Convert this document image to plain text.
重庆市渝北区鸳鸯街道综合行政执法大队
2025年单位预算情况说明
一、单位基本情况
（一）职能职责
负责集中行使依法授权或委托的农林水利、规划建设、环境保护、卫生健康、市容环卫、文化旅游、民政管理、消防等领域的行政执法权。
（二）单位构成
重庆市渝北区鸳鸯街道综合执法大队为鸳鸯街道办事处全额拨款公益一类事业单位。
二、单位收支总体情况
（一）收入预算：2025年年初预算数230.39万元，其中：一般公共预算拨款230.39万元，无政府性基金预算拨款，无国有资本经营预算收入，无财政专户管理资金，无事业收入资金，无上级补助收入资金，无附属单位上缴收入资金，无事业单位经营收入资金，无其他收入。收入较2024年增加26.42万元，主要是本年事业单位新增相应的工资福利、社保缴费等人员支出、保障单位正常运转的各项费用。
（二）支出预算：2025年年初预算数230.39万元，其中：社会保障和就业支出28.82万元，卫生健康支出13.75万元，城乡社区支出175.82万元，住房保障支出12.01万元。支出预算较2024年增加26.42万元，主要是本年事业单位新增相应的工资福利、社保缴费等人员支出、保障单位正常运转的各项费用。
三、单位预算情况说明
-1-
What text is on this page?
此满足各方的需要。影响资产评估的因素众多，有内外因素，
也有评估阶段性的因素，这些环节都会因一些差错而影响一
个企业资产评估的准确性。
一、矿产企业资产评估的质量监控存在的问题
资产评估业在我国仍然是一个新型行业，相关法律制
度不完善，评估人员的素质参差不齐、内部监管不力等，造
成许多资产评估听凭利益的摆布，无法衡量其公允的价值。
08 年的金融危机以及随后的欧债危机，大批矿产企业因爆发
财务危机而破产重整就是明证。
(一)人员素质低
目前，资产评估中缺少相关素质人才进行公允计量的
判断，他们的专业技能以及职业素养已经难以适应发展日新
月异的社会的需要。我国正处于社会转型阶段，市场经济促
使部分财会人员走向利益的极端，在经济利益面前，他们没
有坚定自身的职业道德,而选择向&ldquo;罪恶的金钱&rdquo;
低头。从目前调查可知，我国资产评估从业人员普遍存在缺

## Set task
Quote the whole listing above, leaving nothing out.

## Output below
Convert this document image to plain text.
重庆市渝北区鸳鸯街道综合行政执法大队
2025年单位预算情况说明
一、单位基本情况
（一）职能职责
负责集中行使依法授权或委托的农林水利、规划建设、环境保护、卫生健康、市容环卫、文化旅游、民政管理、消防等领域的行政执法权。
（二）单位构成
重庆市渝北区鸳鸯街道综合执法大队为鸳鸯街道办事处全额拨款公益一类事业单位。
二、单位收支总体情况
（一）收入预算：2025年年初预算数230.39万元，其中：一般公共预算拨款230.39万元，无政府性基金预算拨款，无国有资本经营预算收入，无财政专户管理资金，无事业收入资金，无上级补助收入资金，无附属单位上缴收入资金，无事业单位经营收入资金，无其他收入。收入较2024年增加26.42万元，主要是本年事业单位新增相应的工资福利、社保缴费等人员支出、保障单位正常运转的各项费用。
（二）支出预算：2025年年初预算数230.39万元，其中：社会保障和就业支出28.82万元，卫生健康支出13.75万元，城乡社区支出175.82万元，住房保障支出12.01万元。支出预算较2024年增加26.42万元，主要是本年事业单位新增相应的工资福利、社保缴费等人员支出、保障单位正常运转的各项费用。
三、单位预算情况说明
-1-
What text is on this page?
此满足各方的需要。影响资产评估的因素众多，有内外因素，
也有评估阶段性的因素，这些环节都会因一些差错而影响一
个企业资产评估的准确性。
一、矿产企业资产评估的质量监控存在的问题
资产评估业在我国仍然是一个新型行业，相关法律制
度不完善，评估人员的素质参差不齐、内部监管不力等，造
成许多资产评估听凭利益的摆布，无法衡量其公允的价值。
08 年的金融危机以及随后的欧债危机，大批矿产企业因爆发
财务危机而破产重整就是明证。
(一)人员素质低
目前，资产评估中缺少相关素质人才进行公允计量的
判断，他们的专业技能以及职业素养已经难以适应发展日新
月异的社会的需要。我国正处于社会转型阶段，市场经济促
使部分财会人员走向利益的极端，在经济利益面前，他们没
有坚定自身的职业道德,而选择向&ldquo;罪恶的金钱&rdquo;
低头。从目前调查可知，我国资产评估从业人员普遍存在缺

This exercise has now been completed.